Data for the task:

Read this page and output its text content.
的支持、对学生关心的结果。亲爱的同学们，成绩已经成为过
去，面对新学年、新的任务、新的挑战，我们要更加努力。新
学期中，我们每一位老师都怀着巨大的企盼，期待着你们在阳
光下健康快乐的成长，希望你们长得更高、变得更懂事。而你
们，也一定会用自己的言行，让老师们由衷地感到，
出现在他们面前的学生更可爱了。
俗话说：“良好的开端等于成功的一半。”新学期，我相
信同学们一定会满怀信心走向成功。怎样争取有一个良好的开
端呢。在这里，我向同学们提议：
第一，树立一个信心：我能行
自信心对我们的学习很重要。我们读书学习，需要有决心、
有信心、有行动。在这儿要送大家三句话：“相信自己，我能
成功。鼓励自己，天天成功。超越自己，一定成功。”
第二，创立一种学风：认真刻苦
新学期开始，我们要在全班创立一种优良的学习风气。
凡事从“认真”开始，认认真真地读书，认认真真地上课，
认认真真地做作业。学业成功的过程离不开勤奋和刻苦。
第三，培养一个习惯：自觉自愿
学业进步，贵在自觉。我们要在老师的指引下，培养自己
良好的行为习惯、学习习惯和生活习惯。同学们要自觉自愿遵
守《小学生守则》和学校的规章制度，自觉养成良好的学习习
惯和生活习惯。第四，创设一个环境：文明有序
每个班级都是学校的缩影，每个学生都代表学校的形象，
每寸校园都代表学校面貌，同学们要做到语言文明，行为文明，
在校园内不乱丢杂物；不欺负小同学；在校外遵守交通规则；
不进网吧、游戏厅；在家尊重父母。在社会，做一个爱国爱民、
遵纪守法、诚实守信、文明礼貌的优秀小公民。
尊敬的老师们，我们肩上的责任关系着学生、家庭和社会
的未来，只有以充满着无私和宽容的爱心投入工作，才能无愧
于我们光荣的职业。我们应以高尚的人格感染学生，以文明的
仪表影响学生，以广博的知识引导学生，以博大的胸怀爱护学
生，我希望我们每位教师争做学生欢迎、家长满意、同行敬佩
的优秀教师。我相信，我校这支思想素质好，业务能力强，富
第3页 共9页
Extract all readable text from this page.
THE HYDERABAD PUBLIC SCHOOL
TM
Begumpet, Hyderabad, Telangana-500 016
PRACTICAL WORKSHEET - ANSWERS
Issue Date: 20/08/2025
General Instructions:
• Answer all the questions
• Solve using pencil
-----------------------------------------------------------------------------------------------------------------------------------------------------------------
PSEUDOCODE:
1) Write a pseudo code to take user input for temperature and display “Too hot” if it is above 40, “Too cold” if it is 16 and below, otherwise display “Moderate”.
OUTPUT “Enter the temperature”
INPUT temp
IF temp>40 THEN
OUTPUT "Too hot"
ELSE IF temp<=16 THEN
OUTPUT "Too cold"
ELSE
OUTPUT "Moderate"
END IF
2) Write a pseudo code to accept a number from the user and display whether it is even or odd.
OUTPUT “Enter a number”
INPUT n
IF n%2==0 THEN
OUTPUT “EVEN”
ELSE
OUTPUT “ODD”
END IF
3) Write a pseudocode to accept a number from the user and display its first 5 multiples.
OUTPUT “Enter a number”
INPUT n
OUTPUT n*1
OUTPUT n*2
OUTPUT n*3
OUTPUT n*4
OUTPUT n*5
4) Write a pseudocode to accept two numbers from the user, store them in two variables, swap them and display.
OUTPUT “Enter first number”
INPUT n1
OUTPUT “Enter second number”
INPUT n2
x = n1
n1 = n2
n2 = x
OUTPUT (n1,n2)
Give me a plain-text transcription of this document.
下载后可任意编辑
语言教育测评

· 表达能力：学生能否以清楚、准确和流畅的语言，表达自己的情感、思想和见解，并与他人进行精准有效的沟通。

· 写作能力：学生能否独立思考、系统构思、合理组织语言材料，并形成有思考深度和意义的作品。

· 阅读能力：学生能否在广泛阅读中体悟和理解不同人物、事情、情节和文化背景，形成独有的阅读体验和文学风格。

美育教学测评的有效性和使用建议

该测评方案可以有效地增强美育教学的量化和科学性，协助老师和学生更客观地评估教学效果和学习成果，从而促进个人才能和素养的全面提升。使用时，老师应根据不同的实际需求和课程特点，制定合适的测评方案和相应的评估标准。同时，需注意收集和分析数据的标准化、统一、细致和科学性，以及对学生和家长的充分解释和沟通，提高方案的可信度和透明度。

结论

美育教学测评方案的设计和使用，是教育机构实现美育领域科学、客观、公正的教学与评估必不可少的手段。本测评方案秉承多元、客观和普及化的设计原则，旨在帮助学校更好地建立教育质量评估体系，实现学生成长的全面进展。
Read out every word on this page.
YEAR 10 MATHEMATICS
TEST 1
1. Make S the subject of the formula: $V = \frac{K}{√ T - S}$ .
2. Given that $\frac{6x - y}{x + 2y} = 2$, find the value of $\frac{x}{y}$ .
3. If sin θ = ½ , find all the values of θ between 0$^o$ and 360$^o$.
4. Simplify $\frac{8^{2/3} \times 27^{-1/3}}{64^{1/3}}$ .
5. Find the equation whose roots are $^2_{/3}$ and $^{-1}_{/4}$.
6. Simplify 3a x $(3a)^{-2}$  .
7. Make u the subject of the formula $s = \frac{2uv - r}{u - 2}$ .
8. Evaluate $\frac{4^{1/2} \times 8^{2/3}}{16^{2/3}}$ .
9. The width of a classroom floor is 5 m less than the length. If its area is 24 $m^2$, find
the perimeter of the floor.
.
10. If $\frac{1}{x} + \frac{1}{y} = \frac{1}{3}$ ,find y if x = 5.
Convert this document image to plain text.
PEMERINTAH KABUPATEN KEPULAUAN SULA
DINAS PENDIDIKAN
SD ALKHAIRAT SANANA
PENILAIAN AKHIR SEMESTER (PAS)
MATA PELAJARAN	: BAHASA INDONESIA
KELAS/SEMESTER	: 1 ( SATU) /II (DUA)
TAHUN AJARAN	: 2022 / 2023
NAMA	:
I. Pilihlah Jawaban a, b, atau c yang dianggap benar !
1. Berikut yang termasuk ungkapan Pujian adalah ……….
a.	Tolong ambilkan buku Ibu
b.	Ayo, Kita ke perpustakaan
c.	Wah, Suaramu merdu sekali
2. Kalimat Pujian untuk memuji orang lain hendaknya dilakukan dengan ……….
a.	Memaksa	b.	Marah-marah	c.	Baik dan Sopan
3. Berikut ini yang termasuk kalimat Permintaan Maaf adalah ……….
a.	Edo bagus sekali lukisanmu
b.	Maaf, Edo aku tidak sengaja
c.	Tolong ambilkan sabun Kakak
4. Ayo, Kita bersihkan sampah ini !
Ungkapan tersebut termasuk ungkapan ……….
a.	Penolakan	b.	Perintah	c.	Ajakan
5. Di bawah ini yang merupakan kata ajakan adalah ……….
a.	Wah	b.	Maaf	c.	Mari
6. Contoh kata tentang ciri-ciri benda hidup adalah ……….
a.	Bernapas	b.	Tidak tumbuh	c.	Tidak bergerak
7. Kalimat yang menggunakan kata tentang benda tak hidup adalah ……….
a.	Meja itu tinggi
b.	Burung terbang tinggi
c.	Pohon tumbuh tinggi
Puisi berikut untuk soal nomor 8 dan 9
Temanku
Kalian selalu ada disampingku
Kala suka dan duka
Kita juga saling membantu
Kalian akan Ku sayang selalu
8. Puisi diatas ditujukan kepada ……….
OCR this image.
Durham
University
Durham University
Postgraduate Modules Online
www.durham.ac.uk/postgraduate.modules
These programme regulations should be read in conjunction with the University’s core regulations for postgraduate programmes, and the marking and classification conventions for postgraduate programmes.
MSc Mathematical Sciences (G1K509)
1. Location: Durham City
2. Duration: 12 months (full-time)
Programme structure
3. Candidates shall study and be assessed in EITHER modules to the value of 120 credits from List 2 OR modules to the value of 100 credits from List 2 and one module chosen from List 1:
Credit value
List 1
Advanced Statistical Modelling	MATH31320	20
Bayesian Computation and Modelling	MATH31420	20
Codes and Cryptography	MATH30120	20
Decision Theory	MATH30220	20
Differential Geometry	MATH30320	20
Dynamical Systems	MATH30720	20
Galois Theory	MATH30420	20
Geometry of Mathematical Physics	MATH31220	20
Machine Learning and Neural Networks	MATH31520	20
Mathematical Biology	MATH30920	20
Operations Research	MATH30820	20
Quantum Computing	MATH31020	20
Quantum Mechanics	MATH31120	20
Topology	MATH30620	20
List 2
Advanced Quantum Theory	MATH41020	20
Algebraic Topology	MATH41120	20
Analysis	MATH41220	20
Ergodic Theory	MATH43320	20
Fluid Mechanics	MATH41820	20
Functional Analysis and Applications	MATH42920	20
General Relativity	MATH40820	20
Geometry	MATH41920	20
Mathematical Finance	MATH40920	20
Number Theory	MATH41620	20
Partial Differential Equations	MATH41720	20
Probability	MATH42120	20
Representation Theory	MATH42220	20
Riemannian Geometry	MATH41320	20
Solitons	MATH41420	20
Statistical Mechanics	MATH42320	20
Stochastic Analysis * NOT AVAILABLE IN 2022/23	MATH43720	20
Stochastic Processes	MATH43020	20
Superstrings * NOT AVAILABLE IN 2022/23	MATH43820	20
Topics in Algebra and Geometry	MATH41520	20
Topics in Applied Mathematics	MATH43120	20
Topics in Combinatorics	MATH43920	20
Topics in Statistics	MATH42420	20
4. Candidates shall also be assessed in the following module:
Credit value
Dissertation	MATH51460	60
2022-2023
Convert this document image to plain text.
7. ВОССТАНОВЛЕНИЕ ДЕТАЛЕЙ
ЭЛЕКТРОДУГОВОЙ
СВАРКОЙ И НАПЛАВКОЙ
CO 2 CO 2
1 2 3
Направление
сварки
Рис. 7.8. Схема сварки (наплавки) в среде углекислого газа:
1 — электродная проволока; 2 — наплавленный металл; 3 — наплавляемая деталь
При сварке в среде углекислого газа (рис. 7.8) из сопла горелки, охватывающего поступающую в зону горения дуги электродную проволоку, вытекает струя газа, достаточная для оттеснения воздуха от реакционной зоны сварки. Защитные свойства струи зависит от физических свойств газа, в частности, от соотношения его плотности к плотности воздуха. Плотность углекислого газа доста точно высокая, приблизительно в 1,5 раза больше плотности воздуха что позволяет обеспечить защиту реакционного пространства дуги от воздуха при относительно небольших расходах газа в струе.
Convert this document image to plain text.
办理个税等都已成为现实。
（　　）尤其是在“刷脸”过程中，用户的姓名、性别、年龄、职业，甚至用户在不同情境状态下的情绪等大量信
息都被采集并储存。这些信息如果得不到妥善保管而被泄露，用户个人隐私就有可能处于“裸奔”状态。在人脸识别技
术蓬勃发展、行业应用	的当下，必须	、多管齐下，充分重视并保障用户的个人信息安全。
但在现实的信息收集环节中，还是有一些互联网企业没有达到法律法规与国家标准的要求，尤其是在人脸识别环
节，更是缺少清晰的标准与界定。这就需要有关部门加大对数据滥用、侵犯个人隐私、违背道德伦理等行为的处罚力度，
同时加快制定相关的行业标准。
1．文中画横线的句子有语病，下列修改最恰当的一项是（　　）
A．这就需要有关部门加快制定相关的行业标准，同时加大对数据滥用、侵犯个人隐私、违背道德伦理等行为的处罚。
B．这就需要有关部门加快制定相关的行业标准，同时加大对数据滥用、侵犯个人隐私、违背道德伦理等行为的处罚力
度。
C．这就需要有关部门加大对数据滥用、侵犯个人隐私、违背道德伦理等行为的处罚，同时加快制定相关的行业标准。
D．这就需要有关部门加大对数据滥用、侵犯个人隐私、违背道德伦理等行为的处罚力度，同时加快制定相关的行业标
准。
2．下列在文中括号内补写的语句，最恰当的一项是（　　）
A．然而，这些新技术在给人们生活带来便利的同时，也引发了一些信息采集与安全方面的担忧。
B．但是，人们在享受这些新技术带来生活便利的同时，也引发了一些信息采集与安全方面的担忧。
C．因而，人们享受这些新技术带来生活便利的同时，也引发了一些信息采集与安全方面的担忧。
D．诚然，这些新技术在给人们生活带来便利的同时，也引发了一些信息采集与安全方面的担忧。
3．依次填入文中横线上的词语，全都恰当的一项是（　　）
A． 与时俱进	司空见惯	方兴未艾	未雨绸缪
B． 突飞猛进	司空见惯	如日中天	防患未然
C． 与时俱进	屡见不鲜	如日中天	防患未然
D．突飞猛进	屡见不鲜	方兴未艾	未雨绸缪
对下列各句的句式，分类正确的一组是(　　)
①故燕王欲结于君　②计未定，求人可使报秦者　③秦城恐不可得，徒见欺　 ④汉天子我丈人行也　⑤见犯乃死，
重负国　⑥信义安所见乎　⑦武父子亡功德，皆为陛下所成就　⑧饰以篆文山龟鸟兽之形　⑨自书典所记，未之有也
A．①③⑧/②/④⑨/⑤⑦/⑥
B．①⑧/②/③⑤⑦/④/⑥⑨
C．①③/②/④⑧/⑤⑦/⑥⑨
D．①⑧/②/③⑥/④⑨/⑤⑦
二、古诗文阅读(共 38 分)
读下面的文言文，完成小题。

To be done: From the records above, pull out each line that has "Candidates".

Answer to the problem:
3. Candidates shall study and be assessed in EITHER modules to the value of 120 credits from List 2 OR modules to the value of 100 credits from List 2 and one module chosen from List 1:
4. Candidates shall also be assessed in the following module:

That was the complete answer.